提供データ ->
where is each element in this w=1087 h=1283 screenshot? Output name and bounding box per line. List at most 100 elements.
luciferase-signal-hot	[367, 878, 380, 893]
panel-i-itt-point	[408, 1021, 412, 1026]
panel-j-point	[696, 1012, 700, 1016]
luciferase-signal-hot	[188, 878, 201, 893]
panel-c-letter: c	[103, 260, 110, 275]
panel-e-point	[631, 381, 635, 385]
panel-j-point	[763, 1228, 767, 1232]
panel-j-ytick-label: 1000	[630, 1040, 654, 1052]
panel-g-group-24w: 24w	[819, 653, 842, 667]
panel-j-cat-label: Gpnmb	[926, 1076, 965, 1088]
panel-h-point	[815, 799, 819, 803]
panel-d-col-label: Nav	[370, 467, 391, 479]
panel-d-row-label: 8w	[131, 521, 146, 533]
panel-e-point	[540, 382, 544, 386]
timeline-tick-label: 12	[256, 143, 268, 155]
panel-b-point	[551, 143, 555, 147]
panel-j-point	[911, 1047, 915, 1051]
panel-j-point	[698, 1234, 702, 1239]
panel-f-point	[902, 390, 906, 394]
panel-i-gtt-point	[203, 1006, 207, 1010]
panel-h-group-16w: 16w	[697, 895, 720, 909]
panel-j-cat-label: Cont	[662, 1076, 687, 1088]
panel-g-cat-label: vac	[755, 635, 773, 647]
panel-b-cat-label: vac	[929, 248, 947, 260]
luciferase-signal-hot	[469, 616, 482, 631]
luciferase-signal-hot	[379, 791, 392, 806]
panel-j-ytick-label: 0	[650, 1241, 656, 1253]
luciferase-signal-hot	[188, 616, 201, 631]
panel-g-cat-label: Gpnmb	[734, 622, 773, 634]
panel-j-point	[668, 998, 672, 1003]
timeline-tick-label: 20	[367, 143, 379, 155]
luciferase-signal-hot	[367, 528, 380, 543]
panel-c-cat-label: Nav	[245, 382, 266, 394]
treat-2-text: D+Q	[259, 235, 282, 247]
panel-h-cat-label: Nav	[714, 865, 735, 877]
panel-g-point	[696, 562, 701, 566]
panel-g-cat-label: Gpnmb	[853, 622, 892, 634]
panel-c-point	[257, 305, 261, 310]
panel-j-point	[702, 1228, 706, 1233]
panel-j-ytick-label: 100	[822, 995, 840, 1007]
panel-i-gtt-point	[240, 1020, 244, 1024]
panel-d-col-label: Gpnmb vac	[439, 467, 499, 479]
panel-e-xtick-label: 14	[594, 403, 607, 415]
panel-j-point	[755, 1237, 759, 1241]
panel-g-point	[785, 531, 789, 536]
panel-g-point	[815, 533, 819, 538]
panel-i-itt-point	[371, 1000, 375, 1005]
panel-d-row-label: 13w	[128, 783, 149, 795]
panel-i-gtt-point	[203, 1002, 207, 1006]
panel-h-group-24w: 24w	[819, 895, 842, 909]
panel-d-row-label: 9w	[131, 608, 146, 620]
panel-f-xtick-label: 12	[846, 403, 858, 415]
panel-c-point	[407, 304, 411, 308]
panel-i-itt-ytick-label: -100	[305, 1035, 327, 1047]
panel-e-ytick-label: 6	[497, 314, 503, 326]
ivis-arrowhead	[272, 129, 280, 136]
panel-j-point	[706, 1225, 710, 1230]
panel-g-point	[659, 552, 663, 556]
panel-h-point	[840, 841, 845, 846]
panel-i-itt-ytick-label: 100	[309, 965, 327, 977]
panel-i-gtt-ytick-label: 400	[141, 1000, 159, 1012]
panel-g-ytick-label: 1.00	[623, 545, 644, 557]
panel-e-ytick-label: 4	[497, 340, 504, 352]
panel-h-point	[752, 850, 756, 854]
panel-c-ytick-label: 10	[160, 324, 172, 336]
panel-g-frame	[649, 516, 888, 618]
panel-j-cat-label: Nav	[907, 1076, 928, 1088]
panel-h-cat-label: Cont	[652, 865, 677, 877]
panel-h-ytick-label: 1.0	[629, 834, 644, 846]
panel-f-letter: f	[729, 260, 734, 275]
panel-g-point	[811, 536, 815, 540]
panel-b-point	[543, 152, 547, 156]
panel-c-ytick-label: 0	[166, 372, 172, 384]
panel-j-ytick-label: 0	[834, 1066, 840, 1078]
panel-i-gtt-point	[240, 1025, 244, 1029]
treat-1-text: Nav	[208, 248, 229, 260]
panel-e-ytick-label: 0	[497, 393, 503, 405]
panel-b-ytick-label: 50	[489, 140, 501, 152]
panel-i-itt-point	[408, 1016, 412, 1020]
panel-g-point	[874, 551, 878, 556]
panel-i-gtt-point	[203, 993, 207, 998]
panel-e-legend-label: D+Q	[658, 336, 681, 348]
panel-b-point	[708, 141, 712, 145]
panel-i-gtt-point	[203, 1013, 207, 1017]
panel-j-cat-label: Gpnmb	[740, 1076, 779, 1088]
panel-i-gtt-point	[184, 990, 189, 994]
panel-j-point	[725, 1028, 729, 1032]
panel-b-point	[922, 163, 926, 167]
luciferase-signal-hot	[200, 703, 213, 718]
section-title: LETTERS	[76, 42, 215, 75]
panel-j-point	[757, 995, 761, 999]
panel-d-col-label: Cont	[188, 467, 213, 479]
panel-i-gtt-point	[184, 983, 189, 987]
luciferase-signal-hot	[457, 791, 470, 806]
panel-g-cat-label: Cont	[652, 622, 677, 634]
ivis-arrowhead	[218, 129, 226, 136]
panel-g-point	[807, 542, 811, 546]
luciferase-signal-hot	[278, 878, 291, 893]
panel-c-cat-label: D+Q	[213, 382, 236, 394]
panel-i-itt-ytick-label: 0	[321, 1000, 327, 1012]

課題内容 ->
上のデータの行をすべて、一字も変えずに書き写すこと。

回答 ->
where is each element in this w=1087 h=1283 screenshot? Output name and bounding box per line. List at most 100 elements.
luciferase-signal-hot	[367, 878, 380, 893]
panel-i-itt-point	[408, 1021, 412, 1026]
panel-j-point	[696, 1012, 700, 1016]
luciferase-signal-hot	[188, 878, 201, 893]
panel-c-letter: c	[103, 260, 110, 275]
panel-e-point	[631, 381, 635, 385]
panel-j-point	[763, 1228, 767, 1232]
panel-j-ytick-label: 1000	[630, 1040, 654, 1052]
panel-g-group-24w: 24w	[819, 653, 842, 667]
panel-j-cat-label: Gpnmb	[926, 1076, 965, 1088]
panel-h-point	[815, 799, 819, 803]
panel-d-col-label: Nav	[370, 467, 391, 479]
panel-d-row-label: 8w	[131, 521, 146, 533]
panel-e-point	[540, 382, 544, 386]
timeline-tick-label: 12	[256, 143, 268, 155]
panel-b-point	[551, 143, 555, 147]
panel-j-point	[911, 1047, 915, 1051]
panel-j-point	[698, 1234, 702, 1239]
panel-f-point	[902, 390, 906, 394]
panel-i-gtt-point	[203, 1006, 207, 1010]
panel-h-group-16w: 16w	[697, 895, 720, 909]
panel-j-cat-label: Cont	[662, 1076, 687, 1088]
panel-g-cat-label: vac	[755, 635, 773, 647]
panel-b-cat-label: vac	[929, 248, 947, 260]
luciferase-signal-hot	[469, 616, 482, 631]
luciferase-signal-hot	[379, 791, 392, 806]
panel-j-ytick-label: 0	[650, 1241, 656, 1253]
luciferase-signal-hot	[188, 616, 201, 631]
panel-g-cat-label: Gpnmb	[734, 622, 773, 634]
panel-j-point	[668, 998, 672, 1003]
timeline-tick-label: 20	[367, 143, 379, 155]
luciferase-signal-hot	[367, 528, 380, 543]
panel-c-cat-label: Nav	[245, 382, 266, 394]
treat-2-text: D+Q	[259, 235, 282, 247]
panel-h-cat-label: Nav	[714, 865, 735, 877]
panel-g-point	[696, 562, 701, 566]
panel-g-cat-label: Gpnmb	[853, 622, 892, 634]
panel-c-point	[257, 305, 261, 310]
panel-j-point	[702, 1228, 706, 1233]
panel-j-ytick-label: 100	[822, 995, 840, 1007]
panel-i-gtt-point	[240, 1020, 244, 1024]
panel-d-col-label: Gpnmb vac	[439, 467, 499, 479]
panel-e-xtick-label: 14	[594, 403, 607, 415]
panel-j-point	[755, 1237, 759, 1241]
panel-g-point	[785, 531, 789, 536]
panel-g-point	[815, 533, 819, 538]
panel-i-itt-point	[371, 1000, 375, 1005]
panel-d-row-label: 13w	[128, 783, 149, 795]
panel-i-gtt-point	[203, 1002, 207, 1006]
panel-h-group-24w: 24w	[819, 895, 842, 909]
panel-d-row-label: 9w	[131, 608, 146, 620]
panel-f-xtick-label: 12	[846, 403, 858, 415]
panel-c-point	[407, 304, 411, 308]
panel-i-itt-ytick-label: -100	[305, 1035, 327, 1047]
panel-e-ytick-label: 6	[497, 314, 503, 326]
ivis-arrowhead	[272, 129, 280, 136]
panel-j-point	[706, 1225, 710, 1230]
panel-g-point	[659, 552, 663, 556]
panel-h-point	[840, 841, 845, 846]
panel-i-itt-ytick-label: 100	[309, 965, 327, 977]
panel-i-gtt-ytick-label: 400	[141, 1000, 159, 1012]
panel-g-ytick-label: 1.00	[623, 545, 644, 557]
panel-e-ytick-label: 4	[497, 340, 504, 352]
panel-h-point	[752, 850, 756, 854]
panel-c-ytick-label: 10	[160, 324, 172, 336]
panel-g-frame	[649, 516, 888, 618]
panel-j-cat-label: Nav	[907, 1076, 928, 1088]
panel-h-cat-label: Cont	[652, 865, 677, 877]
panel-h-ytick-label: 1.0	[629, 834, 644, 846]
panel-f-letter: f	[729, 260, 734, 275]
panel-g-point	[811, 536, 815, 540]
panel-b-point	[543, 152, 547, 156]
panel-c-ytick-label: 0	[166, 372, 172, 384]
panel-j-ytick-label: 0	[834, 1066, 840, 1078]
panel-i-gtt-point	[240, 1025, 244, 1029]
treat-1-text: Nav	[208, 248, 229, 260]
panel-e-ytick-label: 0	[497, 393, 503, 405]
panel-b-ytick-label: 50	[489, 140, 501, 152]
panel-i-itt-point	[408, 1016, 412, 1020]
panel-g-point	[874, 551, 878, 556]
panel-i-gtt-point	[203, 993, 207, 998]
panel-e-legend-label: D+Q	[658, 336, 681, 348]
panel-b-point	[708, 141, 712, 145]
panel-i-gtt-point	[203, 1013, 207, 1017]
panel-j-cat-label: Gpnmb	[740, 1076, 779, 1088]
panel-i-gtt-point	[184, 990, 189, 994]
panel-j-point	[725, 1028, 729, 1032]
panel-b-point	[922, 163, 926, 167]
luciferase-signal-hot	[200, 703, 213, 718]
section-title: LETTERS	[76, 42, 215, 75]
panel-j-point	[757, 995, 761, 999]
panel-d-col-label: Cont	[188, 467, 213, 479]
panel-i-gtt-point	[184, 983, 189, 987]
luciferase-signal-hot	[457, 791, 470, 806]
panel-g-cat-label: Cont	[652, 622, 677, 634]
ivis-arrowhead	[218, 129, 226, 136]
panel-g-point	[807, 542, 811, 546]
luciferase-signal-hot	[278, 878, 291, 893]
panel-c-cat-label: D+Q	[213, 382, 236, 394]
panel-i-itt-ytick-label: 0	[321, 1000, 327, 1012]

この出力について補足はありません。